>> Start

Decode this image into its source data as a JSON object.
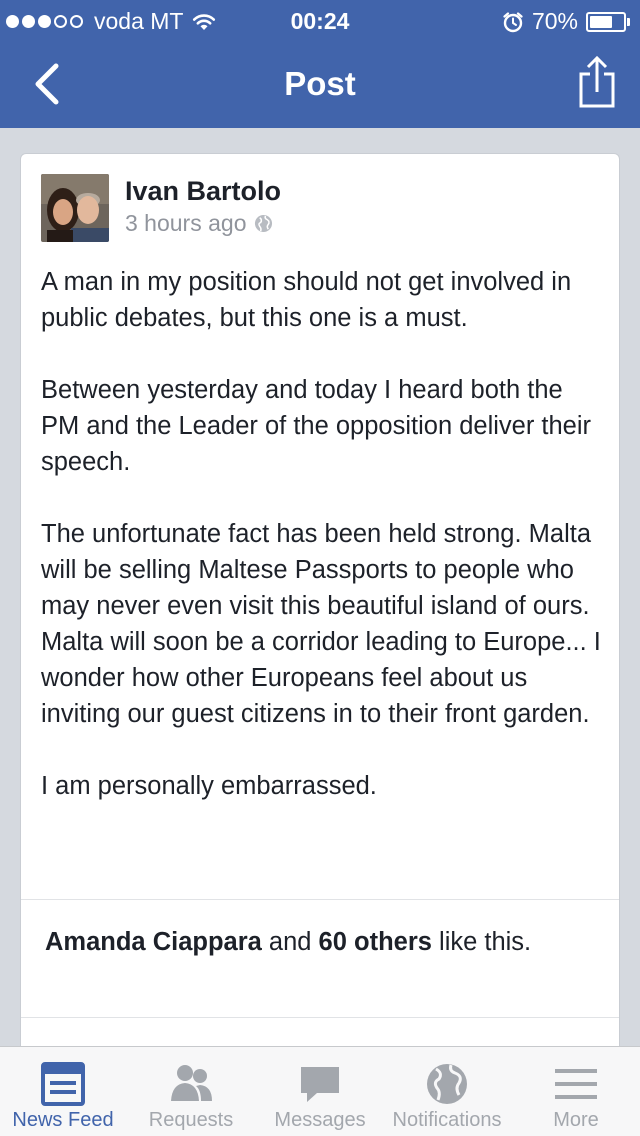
{
  "status_bar": {
    "signal_filled": 3,
    "signal_total": 5,
    "carrier": "voda MT",
    "time": "00:24",
    "battery_percent": "70%",
    "battery_level": 0.7
  },
  "nav": {
    "title": "Post",
    "back_icon": "chevron-left-icon",
    "share_icon": "share-icon"
  },
  "post": {
    "author": "Ivan Bartolo",
    "time_ago": "3 hours ago",
    "privacy_icon": "globe-icon",
    "paragraphs": [
      "A man in my position should not get involved in public debates, but this one is a must.",
      "Between yesterday and today I heard both the PM and the Leader of the opposition deliver their speech.",
      "The unfortunate fact has been held strong. Malta will be selling Maltese Passports to people who may never even visit this beautiful island of ours. Malta will soon be a corridor leading to Europe... I wonder how other Europeans feel about us inviting our guest citizens in to their front garden.",
      "I am personally embarrassed."
    ],
    "likes": {
      "name": "Amanda Ciappara",
      "and": "and",
      "others": "60 others",
      "suffix": "like this."
    }
  },
  "tabbar": {
    "tabs": [
      {
        "label": "News Feed",
        "icon": "news-feed-icon",
        "active": true
      },
      {
        "label": "Requests",
        "icon": "requests-icon",
        "active": false
      },
      {
        "label": "Messages",
        "icon": "messages-icon",
        "active": false
      },
      {
        "label": "Notifications",
        "icon": "globe-icon",
        "active": false
      },
      {
        "label": "More",
        "icon": "menu-icon",
        "active": false
      }
    ]
  },
  "colors": {
    "brand_blue": "#4164ab",
    "background": "#d5d9df",
    "tab_inactive": "#a3a7ad"
  }
}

>> End

Stated problem —
Of the lines above, copy each that contains "their".

Exercise result —
      "Between yesterday and today I heard both the PM and the Leader of the opposition deliver their speech.",
      "The unfortunate fact has been held strong. Malta will be selling Maltese Passports to people who may never even visit this beautiful island of ours. Malta will soon be a corridor leading to Europe... I wonder how other Europeans feel about us inviting our guest citizens in to their front garden.",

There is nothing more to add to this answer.